• **Stated exercise 1**
Below are a text and some records. Tally how many lines of the records contain the word "bolt", and give only that number.

• **Extract to read**
»»
- Population: 4,529
- Major settlements: Morcombelake, Stoke Abbott and Thorncombe

Current ward
- Created: 2019
- Councillor: Simon Christopher (Conservative)
- Number of councillors: 1

= Marshwood Vale (ward) =

Electoral ward in Dorset, England

Marshwood Vale is an electoral ward in Dorset, England. Since the 2019 Dorset Council election, it has elected one councillor to Dorset Council.

== Geography ==
The Marshwood Vale ward is covers the rural Marshwood Vale area of west Dorset. Settlements include Morcombelake, Stoke Abbott and Thorncombe.

== Councillors ==

| Election | Councillors |  |
| 2019 |  | Simon Christopher (Conservative) |
2024

== Elections ==

=== 2019 Dorset Council election ===

2019 Dorset Council election: Marshwood Vale (1 seat)
««
• **Excerpted data**
»»
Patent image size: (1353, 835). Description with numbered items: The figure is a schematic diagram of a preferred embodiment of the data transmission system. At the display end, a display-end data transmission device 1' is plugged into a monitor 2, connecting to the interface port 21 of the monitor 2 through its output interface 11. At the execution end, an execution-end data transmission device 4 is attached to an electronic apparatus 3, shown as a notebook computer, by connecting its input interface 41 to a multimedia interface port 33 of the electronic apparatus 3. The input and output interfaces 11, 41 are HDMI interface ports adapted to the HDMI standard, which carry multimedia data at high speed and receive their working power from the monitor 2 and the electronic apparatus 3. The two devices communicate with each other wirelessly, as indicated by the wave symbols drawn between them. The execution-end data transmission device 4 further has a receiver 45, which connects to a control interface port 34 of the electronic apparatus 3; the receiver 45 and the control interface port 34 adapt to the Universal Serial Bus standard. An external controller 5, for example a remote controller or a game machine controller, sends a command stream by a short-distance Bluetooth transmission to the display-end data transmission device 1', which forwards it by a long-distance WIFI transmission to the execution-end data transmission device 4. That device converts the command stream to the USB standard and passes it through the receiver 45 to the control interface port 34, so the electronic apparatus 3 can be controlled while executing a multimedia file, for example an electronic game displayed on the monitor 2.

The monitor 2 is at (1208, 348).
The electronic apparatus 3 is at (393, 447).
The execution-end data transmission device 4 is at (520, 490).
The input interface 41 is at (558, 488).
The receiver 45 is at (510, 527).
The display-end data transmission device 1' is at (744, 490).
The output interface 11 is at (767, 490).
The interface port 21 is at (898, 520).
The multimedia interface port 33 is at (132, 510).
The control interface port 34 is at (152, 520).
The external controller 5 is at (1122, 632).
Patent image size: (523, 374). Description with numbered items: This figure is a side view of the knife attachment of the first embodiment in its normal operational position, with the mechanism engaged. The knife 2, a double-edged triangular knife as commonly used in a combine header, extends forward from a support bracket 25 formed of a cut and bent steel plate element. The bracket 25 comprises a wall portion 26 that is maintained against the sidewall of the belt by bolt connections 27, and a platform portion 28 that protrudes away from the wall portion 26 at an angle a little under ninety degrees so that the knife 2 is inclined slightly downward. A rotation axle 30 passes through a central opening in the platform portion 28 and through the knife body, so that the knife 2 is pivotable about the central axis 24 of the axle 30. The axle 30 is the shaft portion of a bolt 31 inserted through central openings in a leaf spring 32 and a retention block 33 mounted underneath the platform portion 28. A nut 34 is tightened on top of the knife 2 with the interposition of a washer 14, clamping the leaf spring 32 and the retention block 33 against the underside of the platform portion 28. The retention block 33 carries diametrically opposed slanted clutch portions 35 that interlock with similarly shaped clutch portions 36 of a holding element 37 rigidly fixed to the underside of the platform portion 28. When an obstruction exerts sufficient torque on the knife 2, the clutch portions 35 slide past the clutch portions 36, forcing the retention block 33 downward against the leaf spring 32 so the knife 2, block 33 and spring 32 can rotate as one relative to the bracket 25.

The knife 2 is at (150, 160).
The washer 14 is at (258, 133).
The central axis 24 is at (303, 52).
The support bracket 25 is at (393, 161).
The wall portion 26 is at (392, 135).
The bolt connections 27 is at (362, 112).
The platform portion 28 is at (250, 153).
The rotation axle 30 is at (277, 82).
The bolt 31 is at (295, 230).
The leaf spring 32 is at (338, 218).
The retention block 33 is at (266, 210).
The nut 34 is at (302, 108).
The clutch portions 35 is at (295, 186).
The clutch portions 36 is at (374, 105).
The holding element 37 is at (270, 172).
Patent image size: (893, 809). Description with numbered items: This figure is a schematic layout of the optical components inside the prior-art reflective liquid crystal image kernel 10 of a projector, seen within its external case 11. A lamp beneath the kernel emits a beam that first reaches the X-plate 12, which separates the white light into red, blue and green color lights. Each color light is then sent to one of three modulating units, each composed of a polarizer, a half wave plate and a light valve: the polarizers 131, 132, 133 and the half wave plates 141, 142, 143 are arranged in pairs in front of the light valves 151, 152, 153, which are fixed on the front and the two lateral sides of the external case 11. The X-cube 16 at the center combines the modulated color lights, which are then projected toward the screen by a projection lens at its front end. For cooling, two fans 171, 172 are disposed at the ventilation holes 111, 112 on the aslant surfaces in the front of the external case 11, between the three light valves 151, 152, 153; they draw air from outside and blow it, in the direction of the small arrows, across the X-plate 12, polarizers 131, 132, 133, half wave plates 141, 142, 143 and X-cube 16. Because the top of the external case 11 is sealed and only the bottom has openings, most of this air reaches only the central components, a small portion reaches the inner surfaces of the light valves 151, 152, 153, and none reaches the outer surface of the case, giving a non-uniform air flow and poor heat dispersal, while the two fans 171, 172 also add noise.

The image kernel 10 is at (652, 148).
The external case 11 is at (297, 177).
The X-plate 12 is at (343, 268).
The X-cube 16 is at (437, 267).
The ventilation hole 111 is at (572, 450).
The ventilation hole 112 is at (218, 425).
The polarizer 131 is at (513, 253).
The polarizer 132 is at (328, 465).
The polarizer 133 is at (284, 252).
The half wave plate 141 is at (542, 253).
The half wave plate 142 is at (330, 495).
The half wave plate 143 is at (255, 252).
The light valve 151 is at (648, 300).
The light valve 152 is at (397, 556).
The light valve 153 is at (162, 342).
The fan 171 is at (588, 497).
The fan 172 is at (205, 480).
««
• **Stated exercise 2**
Output verbatim the passage of the Marshwood Vale ward text above, starting at "- Number of" and ending at "Abbott and Thorncombe.".

• **Correct response 1**
3

• **Correct response 2**
- Number of councillors: 1

= Marshwood Vale (ward) =

Electoral ward in Dorset, England

Marshwood Vale is an electoral ward in Dorset, England. Since the 2019 Dorset Council election, it has elected one councillor to Dorset Council.

== Geography ==
The Marshwood Vale ward is covers the rural Marshwood Vale area of west Dorset. Settlements include Morcombelake, Stoke Abbott and Thorncombe.